Records for this task
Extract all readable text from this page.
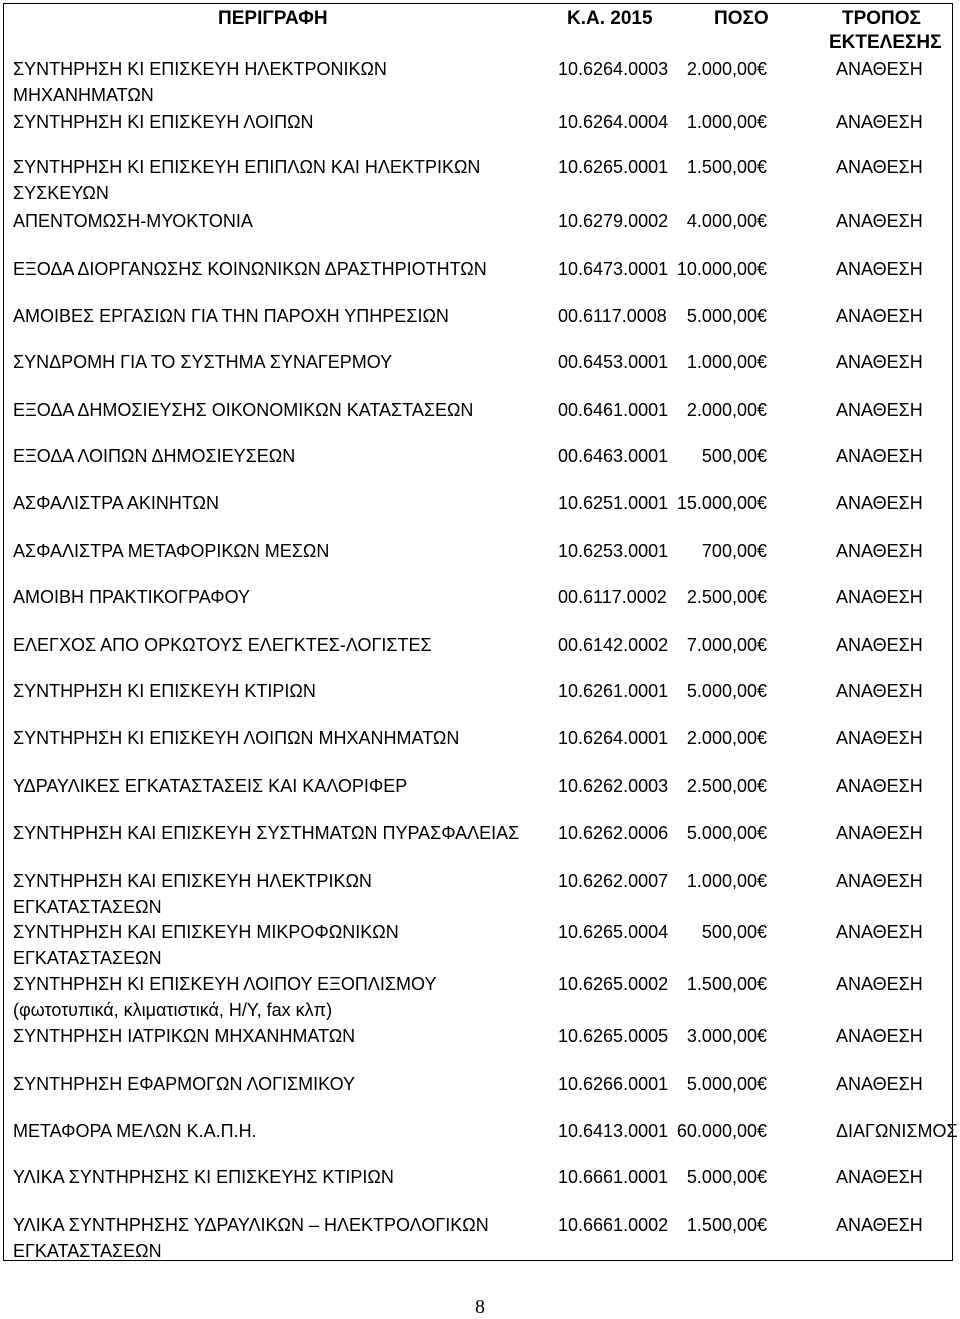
ΠΕΡΙΓΡΑΦΗ	Κ.Α. 2015	ΠΟΣΟ	ΤΡΟΠΟΣ
ΕΚΤΕΛΕΣΗΣ
ΣΥΝΤΗΡΗΣΗ ΚΙ ΕΠΙΣΚΕΥΗ ΗΛΕΚΤΡΟΝΙΚΩΝ
ΜΗΧΑΝΗΜΑΤΩΝ
10.6264.0003 2.000,00€	ΑΝΑΘΕΣΗ
ΣΥΝΤΗΡΗΣΗ ΚΙ ΕΠΙΣΚΕΥΗ ΛΟΙΠΩΝ	10.6264.0004 1.000,00€	ΑΝΑΘΕΣΗ
ΣΥΝΤΗΡΗΣΗ ΚΙ ΕΠΙΣΚΕΥΗ ΕΠΙΠΛΩΝ ΚΑΙ ΗΛΕΚΤΡΙΚΩΝ
ΣΥΣΚΕΥΩΝ
10.6265.0001 1.500,00€	ΑΝΑΘΕΣΗ
ΑΠΕΝΤΟΜΩΣΗ-ΜΥΟΚΤΟΝΙΑ	10.6279.0002 4.000,00€	ΑΝΑΘΕΣΗ
ΕΞΟΔΑ ΔΙΟΡΓΑΝΩΣΗΣ ΚΟΙΝΩΝΙΚΩΝ ΔΡΑΣΤΗΡΙΟΤΗΤΩΝ	10.6473.0001 10.000,00€	ΑΝΑΘΕΣΗ
ΑΜΟΙΒΕΣ ΕΡΓΑΣΙΩΝ ΓΙΑ ΤΗΝ ΠΑΡΟΧΗ ΥΠΗΡΕΣΙΩΝ	00.6117.0008 5.000,00€	ΑΝΑΘΕΣΗ
ΣΥΝΔΡΟΜΗ ΓΙΑ ΤΟ ΣΥΣΤΗΜΑ ΣΥΝΑΓΕΡΜΟΥ	00.6453.0001 1.000,00€	ΑΝΑΘΕΣΗ
ΕΞΟΔΑ ΔΗΜΟΣΙΕΥΣΗΣ ΟΙΚΟΝΟΜΙΚΩΝ ΚΑΤΑΣΤΑΣΕΩΝ	00.6461.0001 2.000,00€	ΑΝΑΘΕΣΗ
ΕΞΟΔΑ ΛΟΙΠΩΝ ΔΗΜΟΣΙΕΥΣΕΩΝ	00.6463.0001 500,00€	ΑΝΑΘΕΣΗ
ΑΣΦΑΛΙΣΤΡΑ ΑΚΙΝΗΤΩΝ	10.6251.0001 15.000,00€	ΑΝΑΘΕΣΗ
ΑΣΦΑΛΙΣΤΡΑ ΜΕΤΑΦΟΡΙΚΩΝ ΜΕΣΩΝ	10.6253.0001 700,00€	ΑΝΑΘΕΣΗ
ΑΜΟΙΒΗ ΠΡΑΚΤΙΚΟΓΡΑΦΟΥ	00.6117.0002 2.500,00€	ΑΝΑΘΕΣΗ
ΕΛΕΓΧΟΣ ΑΠΟ ΟΡΚΩΤΟΥΣ ΕΛΕΓΚΤΕΣ-ΛΟΓΙΣΤΕΣ	00.6142.0002 7.000,00€	ΑΝΑΘΕΣΗ
ΣΥΝΤΗΡΗΣΗ ΚΙ ΕΠΙΣΚΕΥΗ ΚΤΙΡΙΩΝ	10.6261.0001 5.000,00€	ΑΝΑΘΕΣΗ
ΣΥΝΤΗΡΗΣΗ ΚΙ ΕΠΙΣΚΕΥΗ ΛΟΙΠΩΝ ΜΗΧΑΝΗΜΑΤΩΝ	10.6264.0001 2.000,00€	ΑΝΑΘΕΣΗ
ΥΔΡΑΥΛΙΚΕΣ ΕΓΚΑΤΑΣΤΑΣΕΙΣ ΚΑΙ ΚΑΛΟΡΙΦΕΡ	10.6262.0003 2.500,00€	ΑΝΑΘΕΣΗ
ΣΥΝΤΗΡΗΣΗ ΚΑΙ ΕΠΙΣΚΕΥΗ ΣΥΣΤΗΜΑΤΩΝ ΠΥΡΑΣΦΑΛΕΙΑΣ 10.6262.0006 5.000,00€	ΑΝΑΘΕΣΗ
ΣΥΝΤΗΡΗΣΗ ΚΑΙ ΕΠΙΣΚΕΥΗ ΗΛΕΚΤΡΙΚΩΝ
ΕΓΚΑΤΑΣΤΑΣΕΩΝ
10.6262.0007 1.000,00€	ΑΝΑΘΕΣΗ
ΣΥΝΤΗΡΗΣΗ ΚΑΙ ΕΠΙΣΚΕΥΗ ΜΙΚΡΟΦΩΝΙΚΩΝ
ΕΓΚΑΤΑΣΤΑΣΕΩΝ
10.6265.0004 500,00€	ΑΝΑΘΕΣΗ
ΣΥΝΤΗΡΗΣΗ ΚΙ ΕΠΙΣΚΕΥΗ ΛΟΙΠΟΥ ΕΞΟΠΛΙΣΜΟΥ
(φωτοτυπικά, κλιματιστικά, Η/Υ, fax κλπ)
10.6265.0002 1.500,00€	ΑΝΑΘΕΣΗ
ΣΥΝΤΗΡΗΣΗ ΙΑΤΡΙΚΩΝ ΜΗΧΑΝΗΜΑΤΩΝ	10.6265.0005 3.000,00€	ΑΝΑΘΕΣΗ
ΣΥΝΤΗΡΗΣΗ ΕΦΑΡΜΟΓΩΝ ΛΟΓΙΣΜΙΚΟΥ	10.6266.0001 5.000,00€	ΑΝΑΘΕΣΗ
ΜΕΤΑΦΟΡΑ ΜΕΛΩΝ Κ.Α.Π.Η.	10.6413.0001 60.000,00€	ΔΙΑΓΩΝΙΣΜΟΣ
ΥΛΙΚΑ ΣΥΝΤΗΡΗΣΗΣ ΚΙ ΕΠΙΣΚΕΥΗΣ ΚΤΙΡΙΩΝ	10.6661.0001 5.000,00€	ΑΝΑΘΕΣΗ
ΥΛΙΚΑ ΣΥΝΤΗΡΗΣΗΣ ΥΔΡΑΥΛΙΚΩΝ – ΗΛΕΚΤΡΟΛΟΓΙΚΩΝ
ΕΓΚΑΤΑΣΤΑΣΕΩΝ
10.6661.0002 1.500,00€	ΑΝΑΘΕΣΗ
8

What this task involves
Give only the number of lines in the records that contain the string "ΣΥΝΤΗΡΗΣΗΣ".

Answer to this problem
2